-- To be done --
Gather all lines from the material that contain "name".

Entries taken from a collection

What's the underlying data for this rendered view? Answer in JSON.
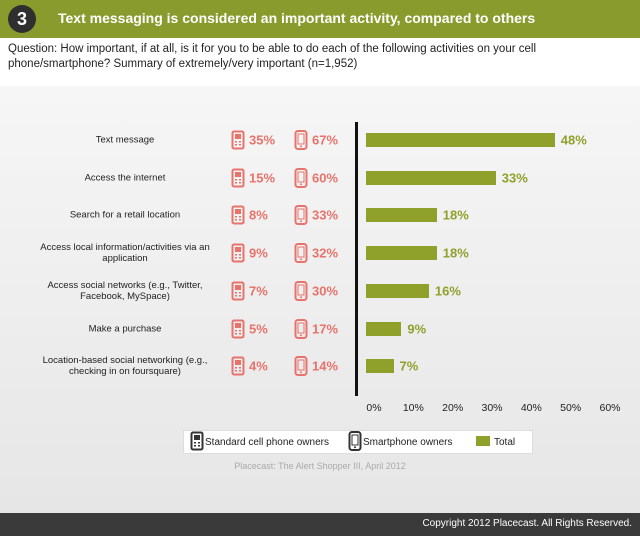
{
  "header": {
    "badge": "3",
    "title": "Text messaging is considered an important activity, compared to others"
  },
  "question": "Question: How important, if at all, is it for you to be able to do each of the following activities on your cell phone/smartphone? Summary of extremely/very important (n=1,952)",
  "chart_data": {
    "type": "bar",
    "orientation": "horizontal",
    "categories": [
      "Text message",
      "Access the internet",
      "Search for a retail location",
      "Access local information/activities via an application",
      "Access social networks (e.g., Twitter, Facebook, MySpace)",
      "Make a purchase",
      "Location-based social networking (e.g., checking in on foursquare)"
    ],
    "series": [
      {
        "name": "Standard cell phone owners",
        "color": "#e8736c",
        "values": [
          35,
          15,
          8,
          9,
          7,
          5,
          4
        ],
        "value_labels": [
          "35%",
          "15%",
          "8%",
          "9%",
          "7%",
          "5%",
          "4%"
        ]
      },
      {
        "name": "Smartphone owners",
        "color": "#e8736c",
        "values": [
          67,
          60,
          33,
          32,
          30,
          17,
          14
        ],
        "value_labels": [
          "67%",
          "60%",
          "33%",
          "32%",
          "30%",
          "17%",
          "14%"
        ]
      },
      {
        "name": "Total",
        "color": "#8fa02b",
        "values": [
          48,
          33,
          18,
          18,
          16,
          9,
          7
        ],
        "value_labels": [
          "48%",
          "33%",
          "18%",
          "18%",
          "16%",
          "9%",
          "7%"
        ]
      }
    ],
    "xlim": [
      0,
      60
    ],
    "xticks": [
      {
        "value": 0,
        "label": "0%"
      },
      {
        "value": 10,
        "label": "10%"
      },
      {
        "value": 20,
        "label": "20%"
      },
      {
        "value": 30,
        "label": "30%"
      },
      {
        "value": 40,
        "label": "40%"
      },
      {
        "value": 50,
        "label": "50%"
      },
      {
        "value": 60,
        "label": "60%"
      }
    ]
  },
  "source": "Placecast: The Alert Shopper III, April 2012",
  "copyright": "Copyright 2012 Placecast. All Rights Reserved."
}
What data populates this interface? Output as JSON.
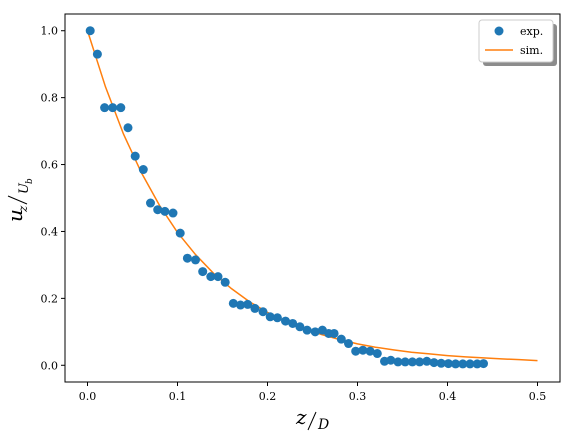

-- Answer to the problem --
        "name": "Standard cell phone owners",
        "name": "Smartphone owners",
        "name": "Total",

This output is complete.